═══ LISTED RECORDS
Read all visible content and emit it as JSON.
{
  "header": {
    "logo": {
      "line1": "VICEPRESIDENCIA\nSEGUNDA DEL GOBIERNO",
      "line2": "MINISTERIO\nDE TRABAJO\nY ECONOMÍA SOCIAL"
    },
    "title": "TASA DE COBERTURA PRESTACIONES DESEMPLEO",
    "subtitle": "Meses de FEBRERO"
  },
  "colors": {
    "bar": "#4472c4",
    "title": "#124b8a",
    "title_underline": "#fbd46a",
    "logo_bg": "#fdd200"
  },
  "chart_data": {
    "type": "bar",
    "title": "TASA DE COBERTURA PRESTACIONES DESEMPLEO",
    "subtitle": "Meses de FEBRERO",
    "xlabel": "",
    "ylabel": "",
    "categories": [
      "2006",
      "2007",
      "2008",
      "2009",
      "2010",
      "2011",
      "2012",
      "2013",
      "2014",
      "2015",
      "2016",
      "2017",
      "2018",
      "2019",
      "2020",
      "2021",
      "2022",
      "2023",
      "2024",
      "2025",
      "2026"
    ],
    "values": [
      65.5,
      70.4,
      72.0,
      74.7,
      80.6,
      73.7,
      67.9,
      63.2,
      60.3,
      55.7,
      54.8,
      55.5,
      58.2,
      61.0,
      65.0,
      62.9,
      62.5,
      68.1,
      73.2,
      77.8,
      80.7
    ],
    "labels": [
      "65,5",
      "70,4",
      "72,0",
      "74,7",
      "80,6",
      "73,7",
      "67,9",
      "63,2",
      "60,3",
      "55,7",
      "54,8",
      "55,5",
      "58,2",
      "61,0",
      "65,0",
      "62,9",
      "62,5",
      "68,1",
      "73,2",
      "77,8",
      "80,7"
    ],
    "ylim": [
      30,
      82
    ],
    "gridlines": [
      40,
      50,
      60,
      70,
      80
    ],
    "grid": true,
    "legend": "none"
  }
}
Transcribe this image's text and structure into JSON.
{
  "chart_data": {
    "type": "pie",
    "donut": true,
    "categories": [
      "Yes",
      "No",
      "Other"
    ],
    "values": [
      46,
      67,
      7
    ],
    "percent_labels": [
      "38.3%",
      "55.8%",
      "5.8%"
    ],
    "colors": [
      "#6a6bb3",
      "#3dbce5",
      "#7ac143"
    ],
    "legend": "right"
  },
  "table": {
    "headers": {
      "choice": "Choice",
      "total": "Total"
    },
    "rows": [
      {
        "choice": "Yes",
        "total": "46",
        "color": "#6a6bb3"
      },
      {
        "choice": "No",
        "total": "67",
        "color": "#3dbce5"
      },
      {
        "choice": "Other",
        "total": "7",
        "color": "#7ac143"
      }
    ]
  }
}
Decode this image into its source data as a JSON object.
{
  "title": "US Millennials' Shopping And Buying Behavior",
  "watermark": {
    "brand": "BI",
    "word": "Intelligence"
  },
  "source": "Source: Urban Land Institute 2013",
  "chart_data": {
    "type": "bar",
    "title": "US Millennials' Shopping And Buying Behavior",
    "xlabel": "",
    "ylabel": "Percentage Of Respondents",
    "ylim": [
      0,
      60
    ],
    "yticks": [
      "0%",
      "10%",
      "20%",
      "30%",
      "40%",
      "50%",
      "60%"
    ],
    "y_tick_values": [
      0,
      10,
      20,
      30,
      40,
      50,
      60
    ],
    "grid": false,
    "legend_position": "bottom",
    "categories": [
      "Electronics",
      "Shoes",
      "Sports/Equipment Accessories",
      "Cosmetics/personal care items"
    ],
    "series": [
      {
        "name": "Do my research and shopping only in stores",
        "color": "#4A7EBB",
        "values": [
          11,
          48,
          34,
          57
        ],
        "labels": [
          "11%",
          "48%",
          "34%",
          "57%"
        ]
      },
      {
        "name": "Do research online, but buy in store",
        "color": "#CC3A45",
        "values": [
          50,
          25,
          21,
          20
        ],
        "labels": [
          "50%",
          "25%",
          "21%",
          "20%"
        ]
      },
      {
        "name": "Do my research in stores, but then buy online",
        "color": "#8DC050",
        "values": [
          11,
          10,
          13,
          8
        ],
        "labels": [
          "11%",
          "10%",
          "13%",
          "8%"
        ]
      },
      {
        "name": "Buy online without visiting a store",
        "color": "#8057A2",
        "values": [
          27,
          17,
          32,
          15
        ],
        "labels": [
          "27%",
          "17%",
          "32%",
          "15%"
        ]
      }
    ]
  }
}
══════
• **OBJECTIVE**: Gather each line that holds "ylabel".

• **FINAL ANSWER**:
    "ylabel": "",
    "ylabel": "Percentage Of Respondents",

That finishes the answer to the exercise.